**The records**

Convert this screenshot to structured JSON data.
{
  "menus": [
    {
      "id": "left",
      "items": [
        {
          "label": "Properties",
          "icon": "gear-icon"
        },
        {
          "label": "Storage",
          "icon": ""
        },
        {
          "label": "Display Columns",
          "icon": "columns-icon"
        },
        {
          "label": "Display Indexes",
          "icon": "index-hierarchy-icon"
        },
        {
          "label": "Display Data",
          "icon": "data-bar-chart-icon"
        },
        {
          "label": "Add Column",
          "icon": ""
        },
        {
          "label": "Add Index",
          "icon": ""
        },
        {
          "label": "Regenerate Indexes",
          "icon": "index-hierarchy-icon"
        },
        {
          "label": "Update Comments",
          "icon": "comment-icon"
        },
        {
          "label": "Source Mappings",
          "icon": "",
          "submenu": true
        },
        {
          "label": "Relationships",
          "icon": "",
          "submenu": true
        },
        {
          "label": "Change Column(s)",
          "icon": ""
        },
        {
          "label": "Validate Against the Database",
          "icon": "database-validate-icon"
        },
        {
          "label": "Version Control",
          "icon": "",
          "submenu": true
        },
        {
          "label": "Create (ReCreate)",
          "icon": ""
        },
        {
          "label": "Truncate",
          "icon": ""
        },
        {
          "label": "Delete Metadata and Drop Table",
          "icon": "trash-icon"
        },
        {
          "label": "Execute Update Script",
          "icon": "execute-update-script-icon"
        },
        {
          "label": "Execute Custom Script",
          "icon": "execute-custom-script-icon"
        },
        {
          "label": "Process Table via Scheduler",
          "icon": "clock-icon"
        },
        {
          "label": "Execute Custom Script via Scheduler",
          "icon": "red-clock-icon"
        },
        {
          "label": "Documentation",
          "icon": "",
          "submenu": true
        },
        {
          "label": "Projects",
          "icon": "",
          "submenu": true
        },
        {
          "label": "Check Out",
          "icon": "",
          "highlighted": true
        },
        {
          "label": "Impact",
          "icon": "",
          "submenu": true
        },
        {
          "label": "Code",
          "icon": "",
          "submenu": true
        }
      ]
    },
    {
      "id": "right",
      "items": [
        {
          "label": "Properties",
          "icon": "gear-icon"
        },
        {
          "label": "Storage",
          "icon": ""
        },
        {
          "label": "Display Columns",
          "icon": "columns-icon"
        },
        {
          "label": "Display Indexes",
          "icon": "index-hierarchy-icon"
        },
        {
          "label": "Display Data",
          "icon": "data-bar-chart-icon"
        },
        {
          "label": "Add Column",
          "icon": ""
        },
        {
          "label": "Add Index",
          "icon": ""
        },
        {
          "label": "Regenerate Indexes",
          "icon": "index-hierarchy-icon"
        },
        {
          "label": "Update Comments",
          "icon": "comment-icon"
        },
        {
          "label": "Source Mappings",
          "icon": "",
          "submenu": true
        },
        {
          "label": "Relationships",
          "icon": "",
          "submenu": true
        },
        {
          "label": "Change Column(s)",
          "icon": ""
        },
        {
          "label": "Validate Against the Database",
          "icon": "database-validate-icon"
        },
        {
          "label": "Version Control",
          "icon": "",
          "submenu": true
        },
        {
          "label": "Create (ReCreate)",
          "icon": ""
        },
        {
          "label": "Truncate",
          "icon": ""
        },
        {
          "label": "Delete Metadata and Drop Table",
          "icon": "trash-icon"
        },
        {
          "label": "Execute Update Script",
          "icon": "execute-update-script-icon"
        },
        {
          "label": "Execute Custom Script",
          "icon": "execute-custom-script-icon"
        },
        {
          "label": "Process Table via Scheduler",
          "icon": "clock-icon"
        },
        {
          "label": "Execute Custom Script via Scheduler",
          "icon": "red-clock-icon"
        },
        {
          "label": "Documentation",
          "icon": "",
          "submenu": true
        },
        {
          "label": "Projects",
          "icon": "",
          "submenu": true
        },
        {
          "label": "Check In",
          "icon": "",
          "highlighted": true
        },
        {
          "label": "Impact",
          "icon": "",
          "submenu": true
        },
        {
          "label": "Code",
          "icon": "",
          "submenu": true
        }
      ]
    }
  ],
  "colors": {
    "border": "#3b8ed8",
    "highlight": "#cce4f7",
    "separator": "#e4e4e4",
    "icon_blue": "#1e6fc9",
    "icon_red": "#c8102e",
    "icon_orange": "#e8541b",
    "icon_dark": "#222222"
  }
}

**What to do**
Output the listing above exactly as it appears.

**Output for this task**
Convert this screenshot to structured JSON data.
{
  "menus": [
    {
      "id": "left",
      "items": [
        {
          "label": "Properties",
          "icon": "gear-icon"
        },
        {
          "label": "Storage",
          "icon": ""
        },
        {
          "label": "Display Columns",
          "icon": "columns-icon"
        },
        {
          "label": "Display Indexes",
          "icon": "index-hierarchy-icon"
        },
        {
          "label": "Display Data",
          "icon": "data-bar-chart-icon"
        },
        {
          "label": "Add Column",
          "icon": ""
        },
        {
          "label": "Add Index",
          "icon": ""
        },
        {
          "label": "Regenerate Indexes",
          "icon": "index-hierarchy-icon"
        },
        {
          "label": "Update Comments",
          "icon": "comment-icon"
        },
        {
          "label": "Source Mappings",
          "icon": "",
          "submenu": true
        },
        {
          "label": "Relationships",
          "icon": "",
          "submenu": true
        },
        {
          "label": "Change Column(s)",
          "icon": ""
        },
        {
          "label": "Validate Against the Database",
          "icon": "database-validate-icon"
        },
        {
          "label": "Version Control",
          "icon": "",
          "submenu": true
        },
        {
          "label": "Create (ReCreate)",
          "icon": ""
        },
        {
          "label": "Truncate",
          "icon": ""
        },
        {
          "label": "Delete Metadata and Drop Table",
          "icon": "trash-icon"
        },
        {
          "label": "Execute Update Script",
          "icon": "execute-update-script-icon"
        },
        {
          "label": "Execute Custom Script",
          "icon": "execute-custom-script-icon"
        },
        {
          "label": "Process Table via Scheduler",
          "icon": "clock-icon"
        },
        {
          "label": "Execute Custom Script via Scheduler",
          "icon": "red-clock-icon"
        },
        {
          "label": "Documentation",
          "icon": "",
          "submenu": true
        },
        {
          "label": "Projects",
          "icon": "",
          "submenu": true
        },
        {
          "label": "Check Out",
          "icon": "",
          "highlighted": true
        },
        {
          "label": "Impact",
          "icon": "",
          "submenu": true
        },
        {
          "label": "Code",
          "icon": "",
          "submenu": true
        }
      ]
    },
    {
      "id": "right",
      "items": [
        {
          "label": "Properties",
          "icon": "gear-icon"
        },
        {
          "label": "Storage",
          "icon": ""
        },
        {
          "label": "Display Columns",
          "icon": "columns-icon"
        },
        {
          "label": "Display Indexes",
          "icon": "index-hierarchy-icon"
        },
        {
          "label": "Display Data",
          "icon": "data-bar-chart-icon"
        },
        {
          "label": "Add Column",
          "icon": ""
        },
        {
          "label": "Add Index",
          "icon": ""
        },
        {
          "label": "Regenerate Indexes",
          "icon": "index-hierarchy-icon"
        },
        {
          "label": "Update Comments",
          "icon": "comment-icon"
        },
        {
          "label": "Source Mappings",
          "icon": "",
          "submenu": true
        },
        {
          "label": "Relationships",
          "icon": "",
          "submenu": true
        },
        {
          "label": "Change Column(s)",
          "icon": ""
        },
        {
          "label": "Validate Against the Database",
          "icon": "database-validate-icon"
        },
        {
          "label": "Version Control",
          "icon": "",
          "submenu": true
        },
        {
          "label": "Create (ReCreate)",
          "icon": ""
        },
        {
          "label": "Truncate",
          "icon": ""
        },
        {
          "label": "Delete Metadata and Drop Table",
          "icon": "trash-icon"
        },
        {
          "label": "Execute Update Script",
          "icon": "execute-update-script-icon"
        },
        {
          "label": "Execute Custom Script",
          "icon": "execute-custom-script-icon"
        },
        {
          "label": "Process Table via Scheduler",
          "icon": "clock-icon"
        },
        {
          "label": "Execute Custom Script via Scheduler",
          "icon": "red-clock-icon"
        },
        {
          "label": "Documentation",
          "icon": "",
          "submenu": true
        },
        {
          "label": "Projects",
          "icon": "",
          "submenu": true
        },
        {
          "label": "Check In",
          "icon": "",
          "highlighted": true
        },
        {
          "label": "Impact",
          "icon": "",
          "submenu": true
        },
        {
          "label": "Code",
          "icon": "",
          "submenu": true
        }
      ]
    }
  ],
  "colors": {
    "border": "#3b8ed8",
    "highlight": "#cce4f7",
    "separator": "#e4e4e4",
    "icon_blue": "#1e6fc9",
    "icon_red": "#c8102e",
    "icon_orange": "#e8541b",
    "icon_dark": "#222222"
  }
}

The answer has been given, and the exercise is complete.